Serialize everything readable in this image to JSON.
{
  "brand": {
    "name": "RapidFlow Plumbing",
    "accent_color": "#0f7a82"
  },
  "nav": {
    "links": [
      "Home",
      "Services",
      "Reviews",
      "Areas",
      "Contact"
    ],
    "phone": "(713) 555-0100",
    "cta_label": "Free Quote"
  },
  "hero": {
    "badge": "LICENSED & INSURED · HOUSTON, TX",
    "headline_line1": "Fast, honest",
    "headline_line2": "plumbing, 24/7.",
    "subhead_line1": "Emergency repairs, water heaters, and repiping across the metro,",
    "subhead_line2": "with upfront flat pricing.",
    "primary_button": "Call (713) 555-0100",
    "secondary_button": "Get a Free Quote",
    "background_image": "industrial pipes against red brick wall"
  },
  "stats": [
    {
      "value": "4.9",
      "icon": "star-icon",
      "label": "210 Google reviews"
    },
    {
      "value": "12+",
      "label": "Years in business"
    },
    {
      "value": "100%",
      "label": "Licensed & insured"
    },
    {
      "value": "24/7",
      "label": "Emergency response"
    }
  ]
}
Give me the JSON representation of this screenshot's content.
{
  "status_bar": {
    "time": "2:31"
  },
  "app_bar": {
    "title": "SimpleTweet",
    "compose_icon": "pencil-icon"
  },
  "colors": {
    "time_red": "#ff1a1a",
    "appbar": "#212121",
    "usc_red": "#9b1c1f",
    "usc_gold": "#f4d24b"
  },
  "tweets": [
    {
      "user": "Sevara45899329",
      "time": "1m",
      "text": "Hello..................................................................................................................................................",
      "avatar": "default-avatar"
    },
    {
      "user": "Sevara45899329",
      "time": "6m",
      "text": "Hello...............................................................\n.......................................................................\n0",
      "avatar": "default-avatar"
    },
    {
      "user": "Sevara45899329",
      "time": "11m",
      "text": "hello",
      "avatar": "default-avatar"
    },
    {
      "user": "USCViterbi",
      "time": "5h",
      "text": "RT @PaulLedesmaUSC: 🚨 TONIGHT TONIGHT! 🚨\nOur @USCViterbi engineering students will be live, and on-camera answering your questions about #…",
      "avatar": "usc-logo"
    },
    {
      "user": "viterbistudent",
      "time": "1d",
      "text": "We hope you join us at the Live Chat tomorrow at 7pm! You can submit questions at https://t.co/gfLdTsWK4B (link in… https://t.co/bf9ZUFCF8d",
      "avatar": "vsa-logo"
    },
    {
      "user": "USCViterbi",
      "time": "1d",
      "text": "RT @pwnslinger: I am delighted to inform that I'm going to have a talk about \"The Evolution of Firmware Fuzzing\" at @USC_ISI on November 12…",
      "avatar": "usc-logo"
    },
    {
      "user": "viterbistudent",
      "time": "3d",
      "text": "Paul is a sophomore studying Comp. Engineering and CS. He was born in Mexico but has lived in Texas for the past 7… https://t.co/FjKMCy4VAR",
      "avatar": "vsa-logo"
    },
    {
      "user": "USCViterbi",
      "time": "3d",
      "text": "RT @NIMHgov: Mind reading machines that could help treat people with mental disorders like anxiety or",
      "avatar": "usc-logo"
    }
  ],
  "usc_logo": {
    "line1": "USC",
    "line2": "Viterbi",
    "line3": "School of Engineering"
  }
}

• Stated problem
Return the entries above exactly, each one complete.

• Solution for this problem
Serialize everything readable in this image to JSON.
{
  "brand": {
    "name": "RapidFlow Plumbing",
    "accent_color": "#0f7a82"
  },
  "nav": {
    "links": [
      "Home",
      "Services",
      "Reviews",
      "Areas",
      "Contact"
    ],
    "phone": "(713) 555-0100",
    "cta_label": "Free Quote"
  },
  "hero": {
    "badge": "LICENSED & INSURED · HOUSTON, TX",
    "headline_line1": "Fast, honest",
    "headline_line2": "plumbing, 24/7.",
    "subhead_line1": "Emergency repairs, water heaters, and repiping across the metro,",
    "subhead_line2": "with upfront flat pricing.",
    "primary_button": "Call (713) 555-0100",
    "secondary_button": "Get a Free Quote",
    "background_image": "industrial pipes against red brick wall"
  },
  "stats": [
    {
      "value": "4.9",
      "icon": "star-icon",
      "label": "210 Google reviews"
    },
    {
      "value": "12+",
      "label": "Years in business"
    },
    {
      "value": "100%",
      "label": "Licensed & insured"
    },
    {
      "value": "24/7",
      "label": "Emergency response"
    }
  ]
}
Give me the JSON representation of this screenshot's content.
{
  "status_bar": {
    "time": "2:31"
  },
  "app_bar": {
    "title": "SimpleTweet",
    "compose_icon": "pencil-icon"
  },
  "colors": {
    "time_red": "#ff1a1a",
    "appbar": "#212121",
    "usc_red": "#9b1c1f",
    "usc_gold": "#f4d24b"
  },
  "tweets": [
    {
      "user": "Sevara45899329",
      "time": "1m",
      "text": "Hello..................................................................................................................................................",
      "avatar": "default-avatar"
    },
    {
      "user": "Sevara45899329",
      "time": "6m",
      "text": "Hello...............................................................\n.......................................................................\n0",
      "avatar": "default-avatar"
    },
    {
      "user": "Sevara45899329",
      "time": "11m",
      "text": "hello",
      "avatar": "default-avatar"
    },
    {
      "user": "USCViterbi",
      "time": "5h",
      "text": "RT @PaulLedesmaUSC: 🚨 TONIGHT TONIGHT! 🚨\nOur @USCViterbi engineering students will be live, and on-camera answering your questions about #…",
      "avatar": "usc-logo"
    },
    {
      "user": "viterbistudent",
      "time": "1d",
      "text": "We hope you join us at the Live Chat tomorrow at 7pm! You can submit questions at https://t.co/gfLdTsWK4B (link in… https://t.co/bf9ZUFCF8d",
      "avatar": "vsa-logo"
    },
    {
      "user": "USCViterbi",
      "time": "1d",
      "text": "RT @pwnslinger: I am delighted to inform that I'm going to have a talk about \"The Evolution of Firmware Fuzzing\" at @USC_ISI on November 12…",
      "avatar": "usc-logo"
    },
    {
      "user": "viterbistudent",
      "time": "3d",
      "text": "Paul is a sophomore studying Comp. Engineering and CS. He was born in Mexico but has lived in Texas for the past 7… https://t.co/FjKMCy4VAR",
      "avatar": "vsa-logo"
    },
    {
      "user": "USCViterbi",
      "time": "3d",
      "text": "RT @NIMHgov: Mind reading machines that could help treat people with mental disorders like anxiety or",
      "avatar": "usc-logo"
    }
  ],
  "usc_logo": {
    "line1": "USC",
    "line2": "Viterbi",
    "line3": "School of Engineering"
  }
}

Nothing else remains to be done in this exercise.